TEXTO DE LECTURA:
☆ ☆ ☆ ☆ ☆
Lo que sé sobre la desesperación, lo he aprendido tanto en mi modesta experiencia como ser humano, como por las lecciones que otros me han enseñado. Esta reflexión me surge mientras observo cómo, cuando la lluvia llega, los lugares comienzan a llenarse de gente: Los espacios antes vírgenes se vuelven intransitables y en el ambiente se genera lo que parece ser una masiva búsqueda de refugio: los autobuses se abarrotan, el tráfico aumenta y los espacios comunes ahora no parecen soportar a tantas personas que hace diez minutos tenían destinos diferentes.
Lo más llamativo, tal vez, son las filas en los supermercados o en los bancos. He notado que cuando la lluvia se hace presente, las filas se vuelven más largas y la desesperación por la espera más tediosa. No sé qué mecanismo utiliza la lluvia que provoca lo impulsivo en los seres humanos para formar fila y enfrentarlos en su propia impaciencia.
Aún más curioso es cómo aquellos que estamos en esa fila empezamos a observar a quienes ya tienen su turno, los que están en la caja: Hay todo tipo de personas, desde familias que llenan carritos con artículos que uno considera innecesarios hasta aquellos que parecen tener cierto placer por tardarse todo lo que puedan con la firme intención de agrandar su ego y decir: «Es mi turno, he llegado a la caja y es mi momento de gloria y lo disfrutaré».
☆ ☆ ☆ ☆ ☆
ENTRADAS EXTRAÍDAS:
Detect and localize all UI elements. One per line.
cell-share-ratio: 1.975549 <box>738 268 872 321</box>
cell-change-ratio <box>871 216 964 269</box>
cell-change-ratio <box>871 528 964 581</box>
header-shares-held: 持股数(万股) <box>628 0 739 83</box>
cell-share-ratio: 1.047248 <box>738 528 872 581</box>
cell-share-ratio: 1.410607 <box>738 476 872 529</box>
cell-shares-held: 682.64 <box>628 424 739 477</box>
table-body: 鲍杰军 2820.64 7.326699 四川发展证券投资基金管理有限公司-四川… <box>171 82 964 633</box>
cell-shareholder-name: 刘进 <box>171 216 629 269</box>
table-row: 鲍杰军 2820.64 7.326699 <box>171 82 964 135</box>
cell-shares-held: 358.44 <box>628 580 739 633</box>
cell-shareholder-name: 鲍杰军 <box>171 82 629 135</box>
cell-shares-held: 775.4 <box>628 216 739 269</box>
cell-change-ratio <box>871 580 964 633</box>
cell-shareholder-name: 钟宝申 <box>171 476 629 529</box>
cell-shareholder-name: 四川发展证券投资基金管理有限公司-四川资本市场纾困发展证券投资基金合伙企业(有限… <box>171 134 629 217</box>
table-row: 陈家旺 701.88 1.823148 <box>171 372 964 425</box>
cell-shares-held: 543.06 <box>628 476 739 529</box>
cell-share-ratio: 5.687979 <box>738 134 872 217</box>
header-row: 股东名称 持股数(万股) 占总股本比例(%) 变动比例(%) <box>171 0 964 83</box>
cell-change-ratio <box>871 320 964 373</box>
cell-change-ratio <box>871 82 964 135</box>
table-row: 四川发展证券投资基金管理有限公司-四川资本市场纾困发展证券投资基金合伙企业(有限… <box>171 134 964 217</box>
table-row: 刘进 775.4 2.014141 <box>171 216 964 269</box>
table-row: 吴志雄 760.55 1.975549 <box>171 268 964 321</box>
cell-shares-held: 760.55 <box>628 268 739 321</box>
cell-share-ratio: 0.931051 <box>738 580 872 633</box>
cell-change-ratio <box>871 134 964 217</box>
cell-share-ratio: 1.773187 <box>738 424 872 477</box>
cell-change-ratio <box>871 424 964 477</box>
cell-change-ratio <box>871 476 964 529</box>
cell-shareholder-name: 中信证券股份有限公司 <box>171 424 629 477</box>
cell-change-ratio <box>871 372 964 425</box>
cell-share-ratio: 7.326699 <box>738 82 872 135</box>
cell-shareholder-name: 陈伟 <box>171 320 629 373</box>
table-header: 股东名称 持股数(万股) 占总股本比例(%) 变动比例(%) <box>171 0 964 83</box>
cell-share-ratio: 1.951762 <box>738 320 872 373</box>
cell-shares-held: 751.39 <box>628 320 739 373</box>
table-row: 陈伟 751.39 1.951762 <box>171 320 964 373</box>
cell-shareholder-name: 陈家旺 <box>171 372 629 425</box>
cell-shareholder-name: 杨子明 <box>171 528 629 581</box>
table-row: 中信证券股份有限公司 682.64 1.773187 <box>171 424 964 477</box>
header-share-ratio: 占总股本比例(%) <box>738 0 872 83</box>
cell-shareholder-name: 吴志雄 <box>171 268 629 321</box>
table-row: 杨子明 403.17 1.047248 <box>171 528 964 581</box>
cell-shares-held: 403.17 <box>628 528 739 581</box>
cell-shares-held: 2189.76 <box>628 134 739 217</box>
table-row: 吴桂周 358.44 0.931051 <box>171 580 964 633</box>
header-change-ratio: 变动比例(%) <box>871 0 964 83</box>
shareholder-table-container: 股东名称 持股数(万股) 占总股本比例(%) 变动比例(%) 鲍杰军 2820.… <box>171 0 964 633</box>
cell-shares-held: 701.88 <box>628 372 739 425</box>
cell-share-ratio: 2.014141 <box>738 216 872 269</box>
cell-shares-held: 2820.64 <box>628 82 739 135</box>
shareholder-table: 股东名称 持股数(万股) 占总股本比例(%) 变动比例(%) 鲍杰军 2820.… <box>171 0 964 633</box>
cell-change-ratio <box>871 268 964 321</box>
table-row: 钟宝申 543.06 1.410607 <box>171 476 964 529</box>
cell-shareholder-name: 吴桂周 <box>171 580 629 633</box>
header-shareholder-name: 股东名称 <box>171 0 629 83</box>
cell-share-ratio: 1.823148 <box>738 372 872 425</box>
☆ ☆ ☆ ☆ ☆
INSTRUCCIONES:
• a. Según el texto sobre la lluvia, ¿en qué lugares resultan más llamativas las filas?
• b. Reproduce sin cambios el fragmento del texto sobre la lluvia que va de "Lo que sé sobre" a "tenían destinos diferentes.".
• c. Escribe la continuación del texto sobre la lluvia desde su última frase.
No hace falta consultar las entradas.

CONJUNTO DE RESPUESTAS:
• a. En los supermercados o en los bancos.

• b.
Lo que sé sobre la desesperación, lo he aprendido tanto en mi modesta experiencia como ser humano, como por las lecciones que otros me han enseñado. Esta reflexión me surge mientras observo cómo, cuando la lluvia llega, los lugares comienzan a llenarse de gente: Los espacios antes vírgenes se vuelven intransitables y en el ambiente se genera lo que parece ser una masiva búsqueda de refugio: los autobuses se abarrotan, el tráfico aumenta y los espacios comunes ahora no parecen soportar a tantas personas que hace diez minutos tenían destinos diferentes.

• c.
Cuando uno está en la fila empieza a pensar en cómo el sujeto que ahora se tarda pagando en la caja puede hacer o debería hacer su vida más simple. Lo critica, lo reprende en su interior y lo insulta en su silencio. Cuando la fila no avanza, la desesperación llega al límite de lo moralmente aceptable. Solo hace falta que alguien pronuncie un «¡ash!» o construya una onomatopeya entendible para que contagie a los demás y lo convierta en un coro de frustración.
Una vez que la fila está infectada por la desesperación, la conducta se vuelve masiva, adopta una filosofía y una forma de actuar en común que tiene como objetivo que el sujeto de turno termine de ser algo parecido a lo insoportable. Es importante mencionar que el principio de esta psicología masiva tal vez sea el temor al tiempo.
Creo que para muchos hacer fila es sinónimo de desaprovechar las bondades de la existencia. Este estancamiento crea la vaga ilusión de que la vida se detiene y que el acto de hacer fila es más bien un castigo que otros han impuesto injustamente por no saber hacer las cosas.
Me es propicio decir que estar en una fila puede ser el momento adecuado que la vida nos ofrece no para perder el tiempo, sino para aprovecharlo. A través de mis estudios en la meditación, llego a la conclusión: «Estoy en una fila, en este momento no tengo nada que hacer y no tengo ningún lugar al que ir». Pienso en los demás: ¿No es este el tiempo que en incontables ocasiones le han pedido a Dios? ¿No es este el tiempo extra para cultivar la paciencia que Dios nos regala?
¿Tiene NIT para su factura?», me indica la mujer que está al otro lado de la caja cuando el turno me pertenece.
Aprovecho a decir que sí, mientras guardo los artículos de mi compra para apresurar el tiempo que los demás creen no tener.
Pago y olvido, hasta la próxima vez, ese momento de modesta gloria que es no tener nada que hacer y no tener a ningún lugar al que ir.
Mientras avanzo fuera de la caja, me da la ligera excitación de voltear a ver cómo se la están pasando los que aún siguen en la fila, pero rechazo la idea y solo me pongo a pensar que tuve tanto tiempo libre y ahora me es pertinente, y de conocimiento, estudiar la misteriosa y estética forma en la que Dios actúa.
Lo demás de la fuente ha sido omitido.